What needs to be done:
Of the lines in the entries below, state how many hold the word "thương". Say nothing else.

Material provided:
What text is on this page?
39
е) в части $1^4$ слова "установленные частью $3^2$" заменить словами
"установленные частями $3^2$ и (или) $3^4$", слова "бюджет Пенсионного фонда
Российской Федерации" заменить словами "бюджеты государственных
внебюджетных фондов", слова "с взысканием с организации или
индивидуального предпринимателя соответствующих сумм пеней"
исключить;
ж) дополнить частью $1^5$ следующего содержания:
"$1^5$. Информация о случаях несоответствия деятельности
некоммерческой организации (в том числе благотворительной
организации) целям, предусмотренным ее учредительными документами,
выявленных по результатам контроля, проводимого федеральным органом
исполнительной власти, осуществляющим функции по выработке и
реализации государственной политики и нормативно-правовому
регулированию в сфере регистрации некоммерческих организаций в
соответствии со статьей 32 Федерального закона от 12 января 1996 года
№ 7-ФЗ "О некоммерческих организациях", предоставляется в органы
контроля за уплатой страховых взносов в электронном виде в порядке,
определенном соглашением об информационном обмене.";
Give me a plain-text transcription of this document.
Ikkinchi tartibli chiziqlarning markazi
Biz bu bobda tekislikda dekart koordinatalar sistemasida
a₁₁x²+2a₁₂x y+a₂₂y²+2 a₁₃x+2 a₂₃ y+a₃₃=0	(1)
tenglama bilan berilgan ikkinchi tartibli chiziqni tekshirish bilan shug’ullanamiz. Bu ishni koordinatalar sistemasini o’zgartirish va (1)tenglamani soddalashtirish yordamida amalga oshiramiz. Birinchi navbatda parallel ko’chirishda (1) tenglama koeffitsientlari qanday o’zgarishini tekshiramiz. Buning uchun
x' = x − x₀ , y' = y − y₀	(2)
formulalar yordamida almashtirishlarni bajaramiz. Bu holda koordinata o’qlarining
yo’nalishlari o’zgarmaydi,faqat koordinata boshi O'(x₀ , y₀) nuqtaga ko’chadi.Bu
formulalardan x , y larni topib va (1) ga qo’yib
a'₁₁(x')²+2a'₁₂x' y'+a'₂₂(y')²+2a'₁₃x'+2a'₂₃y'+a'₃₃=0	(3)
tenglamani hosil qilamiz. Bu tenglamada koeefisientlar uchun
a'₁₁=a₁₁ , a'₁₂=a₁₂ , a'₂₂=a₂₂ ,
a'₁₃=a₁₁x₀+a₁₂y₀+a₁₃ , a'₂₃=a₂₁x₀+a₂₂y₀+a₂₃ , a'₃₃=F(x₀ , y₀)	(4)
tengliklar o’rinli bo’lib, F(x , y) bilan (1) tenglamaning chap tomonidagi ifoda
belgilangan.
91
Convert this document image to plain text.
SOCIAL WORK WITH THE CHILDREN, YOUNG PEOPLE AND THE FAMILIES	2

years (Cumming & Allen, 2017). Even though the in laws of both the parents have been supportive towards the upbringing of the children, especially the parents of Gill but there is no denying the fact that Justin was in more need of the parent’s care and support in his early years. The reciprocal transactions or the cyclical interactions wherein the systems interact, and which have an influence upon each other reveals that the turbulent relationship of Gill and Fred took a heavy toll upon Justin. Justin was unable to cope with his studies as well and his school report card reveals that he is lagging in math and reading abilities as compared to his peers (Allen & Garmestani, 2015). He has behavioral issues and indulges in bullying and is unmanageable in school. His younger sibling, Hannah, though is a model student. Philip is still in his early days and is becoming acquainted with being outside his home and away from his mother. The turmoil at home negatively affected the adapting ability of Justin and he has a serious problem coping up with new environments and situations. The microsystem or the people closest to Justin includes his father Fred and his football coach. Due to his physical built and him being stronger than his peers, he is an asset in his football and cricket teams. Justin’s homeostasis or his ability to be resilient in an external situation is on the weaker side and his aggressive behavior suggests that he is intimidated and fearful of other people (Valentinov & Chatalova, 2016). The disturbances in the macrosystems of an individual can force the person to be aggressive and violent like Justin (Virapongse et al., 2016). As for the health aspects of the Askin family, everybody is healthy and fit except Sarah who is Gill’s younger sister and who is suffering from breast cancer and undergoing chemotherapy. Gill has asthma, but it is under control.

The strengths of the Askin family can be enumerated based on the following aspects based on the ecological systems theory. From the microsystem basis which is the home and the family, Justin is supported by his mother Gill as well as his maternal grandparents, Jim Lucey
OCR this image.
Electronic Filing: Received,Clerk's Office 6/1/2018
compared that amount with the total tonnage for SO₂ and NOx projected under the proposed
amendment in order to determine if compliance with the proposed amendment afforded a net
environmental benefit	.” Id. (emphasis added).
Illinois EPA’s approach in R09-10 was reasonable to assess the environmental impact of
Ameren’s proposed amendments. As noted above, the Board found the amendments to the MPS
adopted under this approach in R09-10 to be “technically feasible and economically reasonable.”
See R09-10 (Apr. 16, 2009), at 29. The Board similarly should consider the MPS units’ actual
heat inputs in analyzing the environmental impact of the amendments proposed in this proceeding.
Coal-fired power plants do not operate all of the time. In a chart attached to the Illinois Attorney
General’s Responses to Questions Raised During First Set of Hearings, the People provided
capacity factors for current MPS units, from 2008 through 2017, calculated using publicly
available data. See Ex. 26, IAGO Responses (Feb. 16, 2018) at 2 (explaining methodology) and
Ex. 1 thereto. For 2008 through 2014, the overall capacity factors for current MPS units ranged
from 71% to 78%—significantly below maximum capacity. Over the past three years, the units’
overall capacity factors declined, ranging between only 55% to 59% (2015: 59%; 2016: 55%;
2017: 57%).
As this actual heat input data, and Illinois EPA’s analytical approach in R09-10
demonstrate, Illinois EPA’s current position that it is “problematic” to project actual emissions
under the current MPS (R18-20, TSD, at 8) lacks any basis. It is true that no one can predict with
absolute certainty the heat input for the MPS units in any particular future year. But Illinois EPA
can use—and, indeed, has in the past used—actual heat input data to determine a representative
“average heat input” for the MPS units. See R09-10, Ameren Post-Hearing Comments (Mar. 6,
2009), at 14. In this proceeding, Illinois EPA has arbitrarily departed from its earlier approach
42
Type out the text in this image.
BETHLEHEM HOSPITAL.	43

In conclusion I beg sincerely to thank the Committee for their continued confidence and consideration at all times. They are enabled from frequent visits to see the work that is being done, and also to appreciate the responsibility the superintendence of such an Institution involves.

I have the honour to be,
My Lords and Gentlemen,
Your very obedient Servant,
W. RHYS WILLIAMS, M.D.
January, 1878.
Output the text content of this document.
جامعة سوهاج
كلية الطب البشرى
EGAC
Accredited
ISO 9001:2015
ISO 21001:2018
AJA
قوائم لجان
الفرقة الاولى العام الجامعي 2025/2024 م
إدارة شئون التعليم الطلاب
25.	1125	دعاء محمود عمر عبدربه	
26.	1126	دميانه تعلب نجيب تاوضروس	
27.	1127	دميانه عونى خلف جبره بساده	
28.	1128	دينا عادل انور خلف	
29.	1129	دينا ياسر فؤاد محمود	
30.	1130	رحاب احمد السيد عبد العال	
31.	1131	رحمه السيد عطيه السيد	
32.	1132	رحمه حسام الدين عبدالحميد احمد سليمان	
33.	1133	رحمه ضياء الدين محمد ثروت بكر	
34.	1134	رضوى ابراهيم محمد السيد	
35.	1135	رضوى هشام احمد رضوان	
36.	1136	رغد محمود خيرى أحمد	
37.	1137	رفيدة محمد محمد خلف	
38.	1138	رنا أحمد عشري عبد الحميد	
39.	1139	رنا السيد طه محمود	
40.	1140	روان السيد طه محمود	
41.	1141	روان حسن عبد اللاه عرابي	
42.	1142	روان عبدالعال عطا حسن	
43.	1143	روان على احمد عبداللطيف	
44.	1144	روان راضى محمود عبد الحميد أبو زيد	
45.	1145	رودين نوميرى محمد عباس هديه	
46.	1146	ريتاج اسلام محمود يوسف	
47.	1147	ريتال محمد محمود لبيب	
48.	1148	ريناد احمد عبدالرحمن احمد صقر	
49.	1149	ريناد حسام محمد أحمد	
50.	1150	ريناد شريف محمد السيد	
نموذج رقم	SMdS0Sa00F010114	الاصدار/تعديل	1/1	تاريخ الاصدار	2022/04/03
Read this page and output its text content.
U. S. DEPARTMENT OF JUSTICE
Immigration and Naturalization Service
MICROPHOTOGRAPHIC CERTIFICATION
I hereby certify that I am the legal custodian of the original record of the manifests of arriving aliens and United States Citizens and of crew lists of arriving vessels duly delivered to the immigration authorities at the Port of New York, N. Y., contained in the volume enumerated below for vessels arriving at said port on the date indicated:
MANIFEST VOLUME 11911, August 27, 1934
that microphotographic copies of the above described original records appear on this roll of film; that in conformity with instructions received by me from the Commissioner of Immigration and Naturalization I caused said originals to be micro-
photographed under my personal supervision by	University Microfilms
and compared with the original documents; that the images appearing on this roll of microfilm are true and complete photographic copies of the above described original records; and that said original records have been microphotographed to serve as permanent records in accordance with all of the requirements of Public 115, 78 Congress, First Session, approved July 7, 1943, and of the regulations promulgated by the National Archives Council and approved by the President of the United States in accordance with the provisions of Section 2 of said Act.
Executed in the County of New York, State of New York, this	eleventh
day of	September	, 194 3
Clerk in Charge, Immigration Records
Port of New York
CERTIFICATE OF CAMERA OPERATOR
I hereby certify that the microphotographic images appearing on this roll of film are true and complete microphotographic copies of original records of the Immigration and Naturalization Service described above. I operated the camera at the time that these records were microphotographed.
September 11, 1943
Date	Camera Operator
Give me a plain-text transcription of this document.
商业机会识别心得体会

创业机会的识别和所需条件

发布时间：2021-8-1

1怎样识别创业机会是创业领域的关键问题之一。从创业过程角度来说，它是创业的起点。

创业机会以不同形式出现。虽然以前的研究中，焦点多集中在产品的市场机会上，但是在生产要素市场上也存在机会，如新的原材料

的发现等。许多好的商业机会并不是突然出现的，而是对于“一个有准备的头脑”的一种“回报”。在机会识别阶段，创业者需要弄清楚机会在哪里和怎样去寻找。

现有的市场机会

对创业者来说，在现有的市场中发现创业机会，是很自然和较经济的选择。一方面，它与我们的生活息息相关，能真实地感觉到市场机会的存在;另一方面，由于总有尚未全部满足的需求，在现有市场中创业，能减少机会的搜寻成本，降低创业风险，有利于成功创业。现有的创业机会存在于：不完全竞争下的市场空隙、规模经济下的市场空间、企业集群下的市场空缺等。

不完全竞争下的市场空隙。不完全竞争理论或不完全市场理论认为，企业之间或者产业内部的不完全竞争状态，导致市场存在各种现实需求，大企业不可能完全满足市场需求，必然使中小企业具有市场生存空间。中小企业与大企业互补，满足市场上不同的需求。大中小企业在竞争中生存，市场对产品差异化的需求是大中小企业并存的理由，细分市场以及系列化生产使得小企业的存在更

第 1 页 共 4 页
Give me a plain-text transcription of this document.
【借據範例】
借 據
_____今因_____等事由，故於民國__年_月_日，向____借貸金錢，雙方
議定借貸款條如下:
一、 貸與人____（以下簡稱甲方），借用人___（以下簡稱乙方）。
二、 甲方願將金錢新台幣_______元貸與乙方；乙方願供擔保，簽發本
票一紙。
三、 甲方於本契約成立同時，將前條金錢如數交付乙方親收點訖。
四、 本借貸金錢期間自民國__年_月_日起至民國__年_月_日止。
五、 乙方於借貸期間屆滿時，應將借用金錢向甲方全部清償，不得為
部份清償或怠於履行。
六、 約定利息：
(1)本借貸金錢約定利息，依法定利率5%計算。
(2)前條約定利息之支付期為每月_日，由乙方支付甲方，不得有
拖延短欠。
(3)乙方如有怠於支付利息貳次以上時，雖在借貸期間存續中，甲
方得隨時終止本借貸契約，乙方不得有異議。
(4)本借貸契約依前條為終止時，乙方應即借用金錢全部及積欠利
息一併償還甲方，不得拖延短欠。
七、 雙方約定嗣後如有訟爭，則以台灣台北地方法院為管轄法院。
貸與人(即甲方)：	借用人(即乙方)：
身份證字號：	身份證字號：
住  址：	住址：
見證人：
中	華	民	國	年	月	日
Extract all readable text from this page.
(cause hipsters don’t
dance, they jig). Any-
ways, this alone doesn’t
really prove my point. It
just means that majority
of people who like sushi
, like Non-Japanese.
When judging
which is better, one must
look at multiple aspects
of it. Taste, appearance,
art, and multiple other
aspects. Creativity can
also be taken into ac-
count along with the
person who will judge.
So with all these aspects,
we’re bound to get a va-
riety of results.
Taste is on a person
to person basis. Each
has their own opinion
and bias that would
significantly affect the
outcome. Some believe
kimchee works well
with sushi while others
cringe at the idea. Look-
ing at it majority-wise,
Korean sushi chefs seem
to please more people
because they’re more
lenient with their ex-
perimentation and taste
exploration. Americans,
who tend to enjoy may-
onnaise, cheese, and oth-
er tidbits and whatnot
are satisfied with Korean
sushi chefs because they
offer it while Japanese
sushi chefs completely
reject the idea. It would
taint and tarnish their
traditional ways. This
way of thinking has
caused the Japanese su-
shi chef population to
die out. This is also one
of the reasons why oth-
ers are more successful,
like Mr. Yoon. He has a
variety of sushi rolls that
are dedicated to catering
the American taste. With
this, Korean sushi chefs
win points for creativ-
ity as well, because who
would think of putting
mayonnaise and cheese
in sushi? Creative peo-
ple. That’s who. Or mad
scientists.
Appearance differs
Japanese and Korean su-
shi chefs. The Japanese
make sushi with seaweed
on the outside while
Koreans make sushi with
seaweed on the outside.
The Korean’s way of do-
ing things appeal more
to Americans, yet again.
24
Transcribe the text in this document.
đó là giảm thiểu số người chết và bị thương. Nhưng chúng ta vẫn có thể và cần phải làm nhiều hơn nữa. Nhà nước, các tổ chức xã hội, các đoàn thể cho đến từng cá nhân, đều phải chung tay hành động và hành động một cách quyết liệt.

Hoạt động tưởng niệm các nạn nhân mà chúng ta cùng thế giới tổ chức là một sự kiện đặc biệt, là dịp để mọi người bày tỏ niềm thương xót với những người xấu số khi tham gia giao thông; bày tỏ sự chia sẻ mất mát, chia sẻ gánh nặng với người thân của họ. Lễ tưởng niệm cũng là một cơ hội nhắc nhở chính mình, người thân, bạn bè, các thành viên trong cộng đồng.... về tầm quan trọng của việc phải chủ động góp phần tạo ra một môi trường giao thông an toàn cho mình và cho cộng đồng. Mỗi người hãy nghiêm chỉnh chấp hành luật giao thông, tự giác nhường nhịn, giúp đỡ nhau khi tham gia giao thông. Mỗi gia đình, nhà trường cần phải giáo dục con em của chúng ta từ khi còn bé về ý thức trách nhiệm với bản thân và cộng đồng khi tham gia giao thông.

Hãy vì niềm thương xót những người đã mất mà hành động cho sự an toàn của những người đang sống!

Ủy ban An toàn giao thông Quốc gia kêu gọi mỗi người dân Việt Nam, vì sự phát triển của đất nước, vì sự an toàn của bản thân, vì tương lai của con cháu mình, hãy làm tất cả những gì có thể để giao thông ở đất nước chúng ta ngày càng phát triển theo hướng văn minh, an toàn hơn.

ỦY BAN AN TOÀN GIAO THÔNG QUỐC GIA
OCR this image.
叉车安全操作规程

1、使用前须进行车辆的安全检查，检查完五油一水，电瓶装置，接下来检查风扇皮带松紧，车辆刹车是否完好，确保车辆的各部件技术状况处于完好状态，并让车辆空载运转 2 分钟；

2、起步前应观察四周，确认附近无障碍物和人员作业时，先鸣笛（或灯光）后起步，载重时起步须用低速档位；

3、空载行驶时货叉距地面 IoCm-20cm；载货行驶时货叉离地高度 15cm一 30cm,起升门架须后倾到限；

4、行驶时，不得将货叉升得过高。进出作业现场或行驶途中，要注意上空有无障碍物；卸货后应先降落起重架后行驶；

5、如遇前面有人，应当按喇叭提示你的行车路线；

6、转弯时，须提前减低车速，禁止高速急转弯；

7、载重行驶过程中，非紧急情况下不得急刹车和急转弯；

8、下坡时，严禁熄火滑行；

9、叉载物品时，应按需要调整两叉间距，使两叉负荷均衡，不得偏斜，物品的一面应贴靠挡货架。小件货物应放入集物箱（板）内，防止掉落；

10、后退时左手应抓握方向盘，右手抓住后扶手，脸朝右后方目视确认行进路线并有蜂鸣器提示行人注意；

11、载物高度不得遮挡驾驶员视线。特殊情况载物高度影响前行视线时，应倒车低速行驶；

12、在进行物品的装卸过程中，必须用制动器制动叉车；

Task answer:
3